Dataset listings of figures
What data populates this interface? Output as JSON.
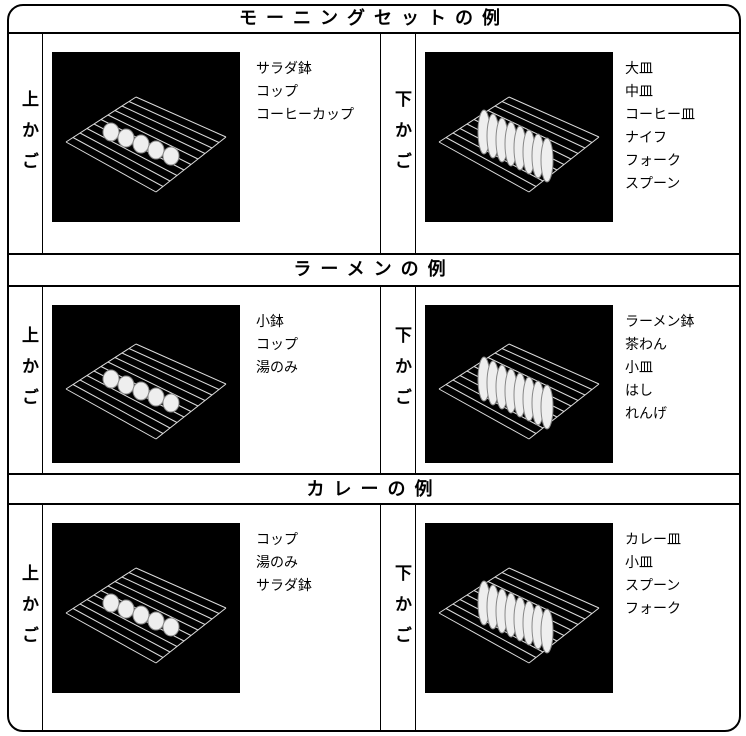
{
  "sections": [
    {
      "title": "モーニングセットの例",
      "upper": {
        "label": "上かご",
        "items": [
          "サラダ鉢",
          "コップ",
          "コーヒーカップ"
        ]
      },
      "lower": {
        "label": "下かご",
        "items": [
          "大皿",
          "中皿",
          "コーヒー皿",
          "ナイフ",
          "フォーク",
          "スプーン"
        ]
      }
    },
    {
      "title": "ラーメンの例",
      "upper": {
        "label": "上かご",
        "items": [
          "小鉢",
          "コップ",
          "湯のみ"
        ]
      },
      "lower": {
        "label": "下かご",
        "items": [
          "ラーメン鉢",
          "茶わん",
          "小皿",
          "はし",
          "れんげ"
        ]
      }
    },
    {
      "title": "カレーの例",
      "upper": {
        "label": "上かご",
        "items": [
          "コップ",
          "湯のみ",
          "サラダ鉢"
        ]
      },
      "lower": {
        "label": "下かご",
        "items": [
          "カレー皿",
          "小皿",
          "スプーン",
          "フォーク"
        ]
      }
    }
  ]
}
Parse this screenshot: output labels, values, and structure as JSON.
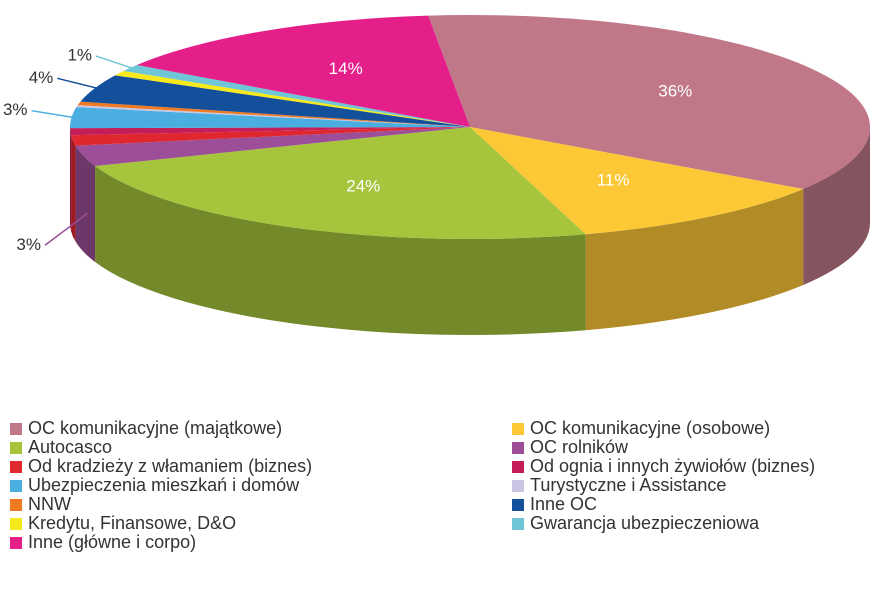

Exercise aim
Without the pictures, print the records in full, exactly as they appear.

Written reply
What data populates this interface? Output as JSON.
{
  "sections": [
    {
      "title": "モーニングセットの例",
      "upper": {
        "label": "上かご",
        "items": [
          "サラダ鉢",
          "コップ",
          "コーヒーカップ"
        ]
      },
      "lower": {
        "label": "下かご",
        "items": [
          "大皿",
          "中皿",
          "コーヒー皿",
          "ナイフ",
          "フォーク",
          "スプーン"
        ]
      }
    },
    {
      "title": "ラーメンの例",
      "upper": {
        "label": "上かご",
        "items": [
          "小鉢",
          "コップ",
          "湯のみ"
        ]
      },
      "lower": {
        "label": "下かご",
        "items": [
          "ラーメン鉢",
          "茶わん",
          "小皿",
          "はし",
          "れんげ"
        ]
      }
    },
    {
      "title": "カレーの例",
      "upper": {
        "label": "上かご",
        "items": [
          "コップ",
          "湯のみ",
          "サラダ鉢"
        ]
      },
      "lower": {
        "label": "下かご",
        "items": [
          "カレー皿",
          "小皿",
          "スプーン",
          "フォーク"
        ]
      }
    }
  ]
}
Parse this screenshot: output labels, values, and structure as JSON.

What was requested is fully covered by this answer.